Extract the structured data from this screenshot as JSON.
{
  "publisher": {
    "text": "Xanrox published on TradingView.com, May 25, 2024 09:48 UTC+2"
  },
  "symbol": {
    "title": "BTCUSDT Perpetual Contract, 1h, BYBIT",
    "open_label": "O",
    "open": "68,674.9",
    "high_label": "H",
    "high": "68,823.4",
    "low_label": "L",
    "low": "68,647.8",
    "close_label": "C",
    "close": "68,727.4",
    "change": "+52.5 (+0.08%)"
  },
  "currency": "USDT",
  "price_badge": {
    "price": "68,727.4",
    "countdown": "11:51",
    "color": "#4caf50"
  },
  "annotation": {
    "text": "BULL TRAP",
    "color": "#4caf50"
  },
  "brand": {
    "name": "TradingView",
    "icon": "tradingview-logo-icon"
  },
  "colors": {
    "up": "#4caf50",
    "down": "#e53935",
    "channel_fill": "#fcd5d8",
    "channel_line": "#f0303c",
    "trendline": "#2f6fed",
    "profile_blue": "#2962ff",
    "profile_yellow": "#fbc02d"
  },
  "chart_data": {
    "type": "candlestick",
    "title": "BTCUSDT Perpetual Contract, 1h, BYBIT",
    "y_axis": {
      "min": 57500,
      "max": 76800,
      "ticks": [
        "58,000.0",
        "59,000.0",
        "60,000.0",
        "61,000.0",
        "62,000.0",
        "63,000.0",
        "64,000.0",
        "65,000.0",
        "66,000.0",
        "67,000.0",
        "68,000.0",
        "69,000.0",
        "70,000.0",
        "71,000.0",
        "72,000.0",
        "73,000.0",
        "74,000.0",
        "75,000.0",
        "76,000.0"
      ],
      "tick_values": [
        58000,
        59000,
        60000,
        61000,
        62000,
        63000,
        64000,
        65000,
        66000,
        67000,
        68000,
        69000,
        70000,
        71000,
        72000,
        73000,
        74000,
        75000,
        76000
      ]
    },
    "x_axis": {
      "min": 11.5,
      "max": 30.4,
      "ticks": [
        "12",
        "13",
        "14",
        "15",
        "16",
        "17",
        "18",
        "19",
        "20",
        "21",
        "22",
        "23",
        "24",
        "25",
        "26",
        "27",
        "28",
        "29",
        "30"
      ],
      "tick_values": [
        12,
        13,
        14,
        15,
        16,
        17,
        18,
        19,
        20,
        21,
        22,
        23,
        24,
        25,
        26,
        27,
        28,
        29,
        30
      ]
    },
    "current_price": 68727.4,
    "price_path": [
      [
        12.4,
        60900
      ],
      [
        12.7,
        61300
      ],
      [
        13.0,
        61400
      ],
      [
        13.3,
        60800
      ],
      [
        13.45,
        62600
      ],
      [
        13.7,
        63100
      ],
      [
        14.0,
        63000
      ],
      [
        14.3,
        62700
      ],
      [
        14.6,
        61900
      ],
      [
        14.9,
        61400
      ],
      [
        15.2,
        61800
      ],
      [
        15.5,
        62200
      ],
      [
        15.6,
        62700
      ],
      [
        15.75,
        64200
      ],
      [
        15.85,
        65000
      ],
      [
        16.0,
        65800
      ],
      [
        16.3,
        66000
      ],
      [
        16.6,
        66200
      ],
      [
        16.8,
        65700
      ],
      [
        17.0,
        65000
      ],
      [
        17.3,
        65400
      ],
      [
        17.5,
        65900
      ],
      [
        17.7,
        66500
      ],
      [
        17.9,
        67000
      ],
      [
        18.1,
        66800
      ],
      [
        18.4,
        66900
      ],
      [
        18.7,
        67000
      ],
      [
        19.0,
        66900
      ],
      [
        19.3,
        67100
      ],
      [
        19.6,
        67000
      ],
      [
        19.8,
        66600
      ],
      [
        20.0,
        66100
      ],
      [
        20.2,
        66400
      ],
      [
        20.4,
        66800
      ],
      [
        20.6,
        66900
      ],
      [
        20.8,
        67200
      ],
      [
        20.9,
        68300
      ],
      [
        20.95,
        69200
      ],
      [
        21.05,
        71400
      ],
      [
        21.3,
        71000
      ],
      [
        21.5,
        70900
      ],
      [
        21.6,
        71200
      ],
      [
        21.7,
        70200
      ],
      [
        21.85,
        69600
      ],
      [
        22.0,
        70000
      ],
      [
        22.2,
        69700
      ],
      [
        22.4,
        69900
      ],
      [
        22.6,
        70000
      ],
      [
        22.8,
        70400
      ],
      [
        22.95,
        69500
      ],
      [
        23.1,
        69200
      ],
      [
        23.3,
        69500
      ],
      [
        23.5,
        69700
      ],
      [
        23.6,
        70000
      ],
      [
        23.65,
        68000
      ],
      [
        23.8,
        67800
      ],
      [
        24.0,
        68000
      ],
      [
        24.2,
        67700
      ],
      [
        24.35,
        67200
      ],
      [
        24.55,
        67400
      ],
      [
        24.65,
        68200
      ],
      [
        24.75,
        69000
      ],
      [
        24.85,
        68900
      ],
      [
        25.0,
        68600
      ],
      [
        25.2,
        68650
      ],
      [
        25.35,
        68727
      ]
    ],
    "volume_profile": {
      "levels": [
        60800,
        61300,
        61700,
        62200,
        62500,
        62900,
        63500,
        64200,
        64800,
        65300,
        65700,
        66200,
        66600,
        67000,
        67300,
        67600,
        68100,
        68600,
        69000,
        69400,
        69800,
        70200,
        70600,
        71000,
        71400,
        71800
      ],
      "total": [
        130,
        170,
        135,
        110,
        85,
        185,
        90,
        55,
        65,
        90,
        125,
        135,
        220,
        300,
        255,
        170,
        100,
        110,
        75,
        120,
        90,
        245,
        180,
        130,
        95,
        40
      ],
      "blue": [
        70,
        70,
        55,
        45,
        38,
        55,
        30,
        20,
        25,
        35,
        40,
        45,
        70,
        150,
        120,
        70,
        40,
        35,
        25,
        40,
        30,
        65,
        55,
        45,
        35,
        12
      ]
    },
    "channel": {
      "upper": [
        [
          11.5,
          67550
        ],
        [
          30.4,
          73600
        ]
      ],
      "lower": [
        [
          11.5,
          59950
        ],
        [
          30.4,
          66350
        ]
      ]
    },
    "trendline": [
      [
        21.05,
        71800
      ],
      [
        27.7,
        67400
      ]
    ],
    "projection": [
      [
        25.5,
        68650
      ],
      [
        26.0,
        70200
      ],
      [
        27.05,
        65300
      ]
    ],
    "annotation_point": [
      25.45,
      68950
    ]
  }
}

....

GOAL OF THE EXERCISE:
Write out the records above again, keeping each one identical to the original.

FULL ANSWER:
Extract the structured data from this screenshot as JSON.
{
  "publisher": {
    "text": "Xanrox published on TradingView.com, May 25, 2024 09:48 UTC+2"
  },
  "symbol": {
    "title": "BTCUSDT Perpetual Contract, 1h, BYBIT",
    "open_label": "O",
    "open": "68,674.9",
    "high_label": "H",
    "high": "68,823.4",
    "low_label": "L",
    "low": "68,647.8",
    "close_label": "C",
    "close": "68,727.4",
    "change": "+52.5 (+0.08%)"
  },
  "currency": "USDT",
  "price_badge": {
    "price": "68,727.4",
    "countdown": "11:51",
    "color": "#4caf50"
  },
  "annotation": {
    "text": "BULL TRAP",
    "color": "#4caf50"
  },
  "brand": {
    "name": "TradingView",
    "icon": "tradingview-logo-icon"
  },
  "colors": {
    "up": "#4caf50",
    "down": "#e53935",
    "channel_fill": "#fcd5d8",
    "channel_line": "#f0303c",
    "trendline": "#2f6fed",
    "profile_blue": "#2962ff",
    "profile_yellow": "#fbc02d"
  },
  "chart_data": {
    "type": "candlestick",
    "title": "BTCUSDT Perpetual Contract, 1h, BYBIT",
    "y_axis": {
      "min": 57500,
      "max": 76800,
      "ticks": [
        "58,000.0",
        "59,000.0",
        "60,000.0",
        "61,000.0",
        "62,000.0",
        "63,000.0",
        "64,000.0",
        "65,000.0",
        "66,000.0",
        "67,000.0",
        "68,000.0",
        "69,000.0",
        "70,000.0",
        "71,000.0",
        "72,000.0",
        "73,000.0",
        "74,000.0",
        "75,000.0",
        "76,000.0"
      ],
      "tick_values": [
        58000,
        59000,
        60000,
        61000,
        62000,
        63000,
        64000,
        65000,
        66000,
        67000,
        68000,
        69000,
        70000,
        71000,
        72000,
        73000,
        74000,
        75000,
        76000
      ]
    },
    "x_axis": {
      "min": 11.5,
      "max": 30.4,
      "ticks": [
        "12",
        "13",
        "14",
        "15",
        "16",
        "17",
        "18",
        "19",
        "20",
        "21",
        "22",
        "23",
        "24",
        "25",
        "26",
        "27",
        "28",
        "29",
        "30"
      ],
      "tick_values": [
        12,
        13,
        14,
        15,
        16,
        17,
        18,
        19,
        20,
        21,
        22,
        23,
        24,
        25,
        26,
        27,
        28,
        29,
        30
      ]
    },
    "current_price": 68727.4,
    "price_path": [
      [
        12.4,
        60900
      ],
      [
        12.7,
        61300
      ],
      [
        13.0,
        61400
      ],
      [
        13.3,
        60800
      ],
      [
        13.45,
        62600
      ],
      [
        13.7,
        63100
      ],
      [
        14.0,
        63000
      ],
      [
        14.3,
        62700
      ],
      [
        14.6,
        61900
      ],
      [
        14.9,
        61400
      ],
      [
        15.2,
        61800
      ],
      [
        15.5,
        62200
      ],
      [
        15.6,
        62700
      ],
      [
        15.75,
        64200
      ],
      [
        15.85,
        65000
      ],
      [
        16.0,
        65800
      ],
      [
        16.3,
        66000
      ],
      [
        16.6,
        66200
      ],
      [
        16.8,
        65700
      ],
      [
        17.0,
        65000
      ],
      [
        17.3,
        65400
      ],
      [
        17.5,
        65900
      ],
      [
        17.7,
        66500
      ],
      [
        17.9,
        67000
      ],
      [
        18.1,
        66800
      ],
      [
        18.4,
        66900
      ],
      [
        18.7,
        67000
      ],
      [
        19.0,
        66900
      ],
      [
        19.3,
        67100
      ],
      [
        19.6,
        67000
      ],
      [
        19.8,
        66600
      ],
      [
        20.0,
        66100
      ],
      [
        20.2,
        66400
      ],
      [
        20.4,
        66800
      ],
      [
        20.6,
        66900
      ],
      [
        20.8,
        67200
      ],
      [
        20.9,
        68300
      ],
      [
        20.95,
        69200
      ],
      [
        21.05,
        71400
      ],
      [
        21.3,
        71000
      ],
      [
        21.5,
        70900
      ],
      [
        21.6,
        71200
      ],
      [
        21.7,
        70200
      ],
      [
        21.85,
        69600
      ],
      [
        22.0,
        70000
      ],
      [
        22.2,
        69700
      ],
      [
        22.4,
        69900
      ],
      [
        22.6,
        70000
      ],
      [
        22.8,
        70400
      ],
      [
        22.95,
        69500
      ],
      [
        23.1,
        69200
      ],
      [
        23.3,
        69500
      ],
      [
        23.5,
        69700
      ],
      [
        23.6,
        70000
      ],
      [
        23.65,
        68000
      ],
      [
        23.8,
        67800
      ],
      [
        24.0,
        68000
      ],
      [
        24.2,
        67700
      ],
      [
        24.35,
        67200
      ],
      [
        24.55,
        67400
      ],
      [
        24.65,
        68200
      ],
      [
        24.75,
        69000
      ],
      [
        24.85,
        68900
      ],
      [
        25.0,
        68600
      ],
      [
        25.2,
        68650
      ],
      [
        25.35,
        68727
      ]
    ],
    "volume_profile": {
      "levels": [
        60800,
        61300,
        61700,
        62200,
        62500,
        62900,
        63500,
        64200,
        64800,
        65300,
        65700,
        66200,
        66600,
        67000,
        67300,
        67600,
        68100,
        68600,
        69000,
        69400,
        69800,
        70200,
        70600,
        71000,
        71400,
        71800
      ],
      "total": [
        130,
        170,
        135,
        110,
        85,
        185,
        90,
        55,
        65,
        90,
        125,
        135,
        220,
        300,
        255,
        170,
        100,
        110,
        75,
        120,
        90,
        245,
        180,
        130,
        95,
        40
      ],
      "blue": [
        70,
        70,
        55,
        45,
        38,
        55,
        30,
        20,
        25,
        35,
        40,
        45,
        70,
        150,
        120,
        70,
        40,
        35,
        25,
        40,
        30,
        65,
        55,
        45,
        35,
        12
      ]
    },
    "channel": {
      "upper": [
        [
          11.5,
          67550
        ],
        [
          30.4,
          73600
        ]
      ],
      "lower": [
        [
          11.5,
          59950
        ],
        [
          30.4,
          66350
        ]
      ]
    },
    "trendline": [
      [
        21.05,
        71800
      ],
      [
        27.7,
        67400
      ]
    ],
    "projection": [
      [
        25.5,
        68650
      ],
      [
        26.0,
        70200
      ],
      [
        27.05,
        65300
      ]
    ],
    "annotation_point": [
      25.45,
      68950
    ]
  }
}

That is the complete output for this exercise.